Data entries
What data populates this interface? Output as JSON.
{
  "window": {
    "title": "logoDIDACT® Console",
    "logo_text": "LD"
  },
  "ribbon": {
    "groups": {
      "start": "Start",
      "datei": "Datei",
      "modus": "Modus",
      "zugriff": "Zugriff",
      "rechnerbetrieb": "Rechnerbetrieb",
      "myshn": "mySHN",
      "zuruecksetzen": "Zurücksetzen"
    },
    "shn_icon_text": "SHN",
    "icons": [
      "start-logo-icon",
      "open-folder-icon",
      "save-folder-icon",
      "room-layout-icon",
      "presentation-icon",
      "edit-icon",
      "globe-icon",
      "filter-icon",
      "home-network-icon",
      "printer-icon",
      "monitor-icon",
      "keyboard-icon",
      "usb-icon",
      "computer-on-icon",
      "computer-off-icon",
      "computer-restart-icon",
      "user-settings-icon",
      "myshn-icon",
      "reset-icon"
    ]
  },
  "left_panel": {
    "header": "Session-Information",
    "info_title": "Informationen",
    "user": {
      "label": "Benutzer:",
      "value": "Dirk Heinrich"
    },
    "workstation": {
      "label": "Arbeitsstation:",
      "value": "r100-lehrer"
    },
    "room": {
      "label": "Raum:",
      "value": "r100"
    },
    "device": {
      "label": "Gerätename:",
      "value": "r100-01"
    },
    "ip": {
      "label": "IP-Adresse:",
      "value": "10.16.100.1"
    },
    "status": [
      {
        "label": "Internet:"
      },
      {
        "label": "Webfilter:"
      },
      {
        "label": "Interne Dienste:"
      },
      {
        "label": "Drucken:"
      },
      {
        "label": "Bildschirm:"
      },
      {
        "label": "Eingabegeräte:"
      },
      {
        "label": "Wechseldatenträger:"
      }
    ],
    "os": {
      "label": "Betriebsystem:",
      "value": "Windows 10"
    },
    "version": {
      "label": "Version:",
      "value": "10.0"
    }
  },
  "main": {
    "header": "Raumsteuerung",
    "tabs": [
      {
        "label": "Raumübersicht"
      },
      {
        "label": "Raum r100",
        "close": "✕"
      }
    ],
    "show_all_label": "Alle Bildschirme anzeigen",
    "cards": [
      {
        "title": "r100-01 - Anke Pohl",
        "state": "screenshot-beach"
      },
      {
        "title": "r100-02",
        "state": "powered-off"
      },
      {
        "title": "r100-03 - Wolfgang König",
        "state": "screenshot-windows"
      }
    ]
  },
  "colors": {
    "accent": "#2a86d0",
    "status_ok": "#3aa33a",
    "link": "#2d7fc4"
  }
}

Goal of the exercise
Print the records above exactly as they appear.

Full answer
What data populates this interface? Output as JSON.
{
  "window": {
    "title": "logoDIDACT® Console",
    "logo_text": "LD"
  },
  "ribbon": {
    "groups": {
      "start": "Start",
      "datei": "Datei",
      "modus": "Modus",
      "zugriff": "Zugriff",
      "rechnerbetrieb": "Rechnerbetrieb",
      "myshn": "mySHN",
      "zuruecksetzen": "Zurücksetzen"
    },
    "shn_icon_text": "SHN",
    "icons": [
      "start-logo-icon",
      "open-folder-icon",
      "save-folder-icon",
      "room-layout-icon",
      "presentation-icon",
      "edit-icon",
      "globe-icon",
      "filter-icon",
      "home-network-icon",
      "printer-icon",
      "monitor-icon",
      "keyboard-icon",
      "usb-icon",
      "computer-on-icon",
      "computer-off-icon",
      "computer-restart-icon",
      "user-settings-icon",
      "myshn-icon",
      "reset-icon"
    ]
  },
  "left_panel": {
    "header": "Session-Information",
    "info_title": "Informationen",
    "user": {
      "label": "Benutzer:",
      "value": "Dirk Heinrich"
    },
    "workstation": {
      "label": "Arbeitsstation:",
      "value": "r100-lehrer"
    },
    "room": {
      "label": "Raum:",
      "value": "r100"
    },
    "device": {
      "label": "Gerätename:",
      "value": "r100-01"
    },
    "ip": {
      "label": "IP-Adresse:",
      "value": "10.16.100.1"
    },
    "status": [
      {
        "label": "Internet:"
      },
      {
        "label": "Webfilter:"
      },
      {
        "label": "Interne Dienste:"
      },
      {
        "label": "Drucken:"
      },
      {
        "label": "Bildschirm:"
      },
      {
        "label": "Eingabegeräte:"
      },
      {
        "label": "Wechseldatenträger:"
      }
    ],
    "os": {
      "label": "Betriebsystem:",
      "value": "Windows 10"
    },
    "version": {
      "label": "Version:",
      "value": "10.0"
    }
  },
  "main": {
    "header": "Raumsteuerung",
    "tabs": [
      {
        "label": "Raumübersicht"
      },
      {
        "label": "Raum r100",
        "close": "✕"
      }
    ],
    "show_all_label": "Alle Bildschirme anzeigen",
    "cards": [
      {
        "title": "r100-01 - Anke Pohl",
        "state": "screenshot-beach"
      },
      {
        "title": "r100-02",
        "state": "powered-off"
      },
      {
        "title": "r100-03 - Wolfgang König",
        "state": "screenshot-windows"
      }
    ]
  },
  "colors": {
    "accent": "#2a86d0",
    "status_ok": "#3aa33a",
    "link": "#2d7fc4"
  }
}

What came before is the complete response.